_EXERCISE DETAILS_
Write out each line exactly as it stands, please.

_DATA ENTRIES_
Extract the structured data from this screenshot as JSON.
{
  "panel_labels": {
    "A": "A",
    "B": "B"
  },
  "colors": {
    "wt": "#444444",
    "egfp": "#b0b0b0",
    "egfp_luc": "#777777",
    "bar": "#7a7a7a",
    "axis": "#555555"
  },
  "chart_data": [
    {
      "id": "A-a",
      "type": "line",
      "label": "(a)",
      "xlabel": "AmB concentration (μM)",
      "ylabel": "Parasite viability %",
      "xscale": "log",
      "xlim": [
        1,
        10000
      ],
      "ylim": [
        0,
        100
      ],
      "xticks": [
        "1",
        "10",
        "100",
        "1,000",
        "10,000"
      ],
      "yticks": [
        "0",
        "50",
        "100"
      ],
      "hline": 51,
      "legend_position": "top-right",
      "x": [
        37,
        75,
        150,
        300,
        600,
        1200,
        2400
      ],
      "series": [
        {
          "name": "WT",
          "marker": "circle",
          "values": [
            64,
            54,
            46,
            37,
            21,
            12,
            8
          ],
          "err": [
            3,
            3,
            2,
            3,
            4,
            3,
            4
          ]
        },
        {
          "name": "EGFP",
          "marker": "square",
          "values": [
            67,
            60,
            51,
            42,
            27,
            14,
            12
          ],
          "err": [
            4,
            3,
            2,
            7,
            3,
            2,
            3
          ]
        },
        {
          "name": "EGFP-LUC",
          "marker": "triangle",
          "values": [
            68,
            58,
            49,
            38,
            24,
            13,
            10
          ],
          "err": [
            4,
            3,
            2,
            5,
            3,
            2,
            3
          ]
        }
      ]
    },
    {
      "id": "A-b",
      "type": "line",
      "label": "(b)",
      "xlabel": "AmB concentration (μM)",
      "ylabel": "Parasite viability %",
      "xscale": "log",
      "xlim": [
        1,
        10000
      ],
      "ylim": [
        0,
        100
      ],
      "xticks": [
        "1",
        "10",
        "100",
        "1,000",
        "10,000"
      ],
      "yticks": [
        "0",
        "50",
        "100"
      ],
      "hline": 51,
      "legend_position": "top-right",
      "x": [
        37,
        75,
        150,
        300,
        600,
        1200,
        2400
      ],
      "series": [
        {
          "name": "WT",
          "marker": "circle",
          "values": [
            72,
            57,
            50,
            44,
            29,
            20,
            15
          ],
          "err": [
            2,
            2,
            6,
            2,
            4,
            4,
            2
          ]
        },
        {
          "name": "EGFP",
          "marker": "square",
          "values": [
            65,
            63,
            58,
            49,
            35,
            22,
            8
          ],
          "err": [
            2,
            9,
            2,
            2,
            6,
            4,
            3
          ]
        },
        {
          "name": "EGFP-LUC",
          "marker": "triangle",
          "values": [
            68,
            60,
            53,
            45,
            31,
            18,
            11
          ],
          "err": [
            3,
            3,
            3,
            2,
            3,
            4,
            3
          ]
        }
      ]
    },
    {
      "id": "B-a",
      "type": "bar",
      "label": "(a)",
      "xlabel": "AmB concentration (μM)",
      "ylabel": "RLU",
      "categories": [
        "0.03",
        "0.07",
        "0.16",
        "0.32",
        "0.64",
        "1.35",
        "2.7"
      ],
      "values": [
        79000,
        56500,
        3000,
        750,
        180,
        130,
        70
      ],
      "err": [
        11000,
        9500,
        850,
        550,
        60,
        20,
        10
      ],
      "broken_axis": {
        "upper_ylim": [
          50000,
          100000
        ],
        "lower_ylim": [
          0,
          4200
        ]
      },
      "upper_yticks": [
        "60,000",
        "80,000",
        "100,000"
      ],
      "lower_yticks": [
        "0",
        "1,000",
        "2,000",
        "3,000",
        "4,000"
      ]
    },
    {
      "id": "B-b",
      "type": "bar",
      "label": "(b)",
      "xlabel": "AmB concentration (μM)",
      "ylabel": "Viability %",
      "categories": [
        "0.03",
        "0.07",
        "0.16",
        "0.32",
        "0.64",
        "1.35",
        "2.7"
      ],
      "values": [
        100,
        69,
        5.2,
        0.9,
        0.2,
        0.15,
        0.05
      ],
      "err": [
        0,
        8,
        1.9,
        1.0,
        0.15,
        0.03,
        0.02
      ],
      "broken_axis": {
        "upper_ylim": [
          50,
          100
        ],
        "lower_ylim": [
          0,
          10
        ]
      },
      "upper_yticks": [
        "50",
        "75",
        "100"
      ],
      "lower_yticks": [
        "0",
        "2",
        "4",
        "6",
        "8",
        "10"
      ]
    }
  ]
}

_IN RESPONSE_
Extract the structured data from this screenshot as JSON.
{
  "panel_labels": {
    "A": "A",
    "B": "B"
  },
  "colors": {
    "wt": "#444444",
    "egfp": "#b0b0b0",
    "egfp_luc": "#777777",
    "bar": "#7a7a7a",
    "axis": "#555555"
  },
  "chart_data": [
    {
      "id": "A-a",
      "type": "line",
      "label": "(a)",
      "xlabel": "AmB concentration (μM)",
      "ylabel": "Parasite viability %",
      "xscale": "log",
      "xlim": [
        1,
        10000
      ],
      "ylim": [
        0,
        100
      ],
      "xticks": [
        "1",
        "10",
        "100",
        "1,000",
        "10,000"
      ],
      "yticks": [
        "0",
        "50",
        "100"
      ],
      "hline": 51,
      "legend_position": "top-right",
      "x": [
        37,
        75,
        150,
        300,
        600,
        1200,
        2400
      ],
      "series": [
        {
          "name": "WT",
          "marker": "circle",
          "values": [
            64,
            54,
            46,
            37,
            21,
            12,
            8
          ],
          "err": [
            3,
            3,
            2,
            3,
            4,
            3,
            4
          ]
        },
        {
          "name": "EGFP",
          "marker": "square",
          "values": [
            67,
            60,
            51,
            42,
            27,
            14,
            12
          ],
          "err": [
            4,
            3,
            2,
            7,
            3,
            2,
            3
          ]
        },
        {
          "name": "EGFP-LUC",
          "marker": "triangle",
          "values": [
            68,
            58,
            49,
            38,
            24,
            13,
            10
          ],
          "err": [
            4,
            3,
            2,
            5,
            3,
            2,
            3
          ]
        }
      ]
    },
    {
      "id": "A-b",
      "type": "line",
      "label": "(b)",
      "xlabel": "AmB concentration (μM)",
      "ylabel": "Parasite viability %",
      "xscale": "log",
      "xlim": [
        1,
        10000
      ],
      "ylim": [
        0,
        100
      ],
      "xticks": [
        "1",
        "10",
        "100",
        "1,000",
        "10,000"
      ],
      "yticks": [
        "0",
        "50",
        "100"
      ],
      "hline": 51,
      "legend_position": "top-right",
      "x": [
        37,
        75,
        150,
        300,
        600,
        1200,
        2400
      ],
      "series": [
        {
          "name": "WT",
          "marker": "circle",
          "values": [
            72,
            57,
            50,
            44,
            29,
            20,
            15
          ],
          "err": [
            2,
            2,
            6,
            2,
            4,
            4,
            2
          ]
        },
        {
          "name": "EGFP",
          "marker": "square",
          "values": [
            65,
            63,
            58,
            49,
            35,
            22,
            8
          ],
          "err": [
            2,
            9,
            2,
            2,
            6,
            4,
            3
          ]
        },
        {
          "name": "EGFP-LUC",
          "marker": "triangle",
          "values": [
            68,
            60,
            53,
            45,
            31,
            18,
            11
          ],
          "err": [
            3,
            3,
            3,
            2,
            3,
            4,
            3
          ]
        }
      ]
    },
    {
      "id": "B-a",
      "type": "bar",
      "label": "(a)",
      "xlabel": "AmB concentration (μM)",
      "ylabel": "RLU",
      "categories": [
        "0.03",
        "0.07",
        "0.16",
        "0.32",
        "0.64",
        "1.35",
        "2.7"
      ],
      "values": [
        79000,
        56500,
        3000,
        750,
        180,
        130,
        70
      ],
      "err": [
        11000,
        9500,
        850,
        550,
        60,
        20,
        10
      ],
      "broken_axis": {
        "upper_ylim": [
          50000,
          100000
        ],
        "lower_ylim": [
          0,
          4200
        ]
      },
      "upper_yticks": [
        "60,000",
        "80,000",
        "100,000"
      ],
      "lower_yticks": [
        "0",
        "1,000",
        "2,000",
        "3,000",
        "4,000"
      ]
    },
    {
      "id": "B-b",
      "type": "bar",
      "label": "(b)",
      "xlabel": "AmB concentration (μM)",
      "ylabel": "Viability %",
      "categories": [
        "0.03",
        "0.07",
        "0.16",
        "0.32",
        "0.64",
        "1.35",
        "2.7"
      ],
      "values": [
        100,
        69,
        5.2,
        0.9,
        0.2,
        0.15,
        0.05
      ],
      "err": [
        0,
        8,
        1.9,
        1.0,
        0.15,
        0.03,
        0.02
      ],
      "broken_axis": {
        "upper_ylim": [
          50,
          100
        ],
        "lower_ylim": [
          0,
          10
        ]
      },
      "upper_yticks": [
        "50",
        "75",
        "100"
      ],
      "lower_yticks": [
        "0",
        "2",
        "4",
        "6",
        "8",
        "10"
      ]
    }
  ]
}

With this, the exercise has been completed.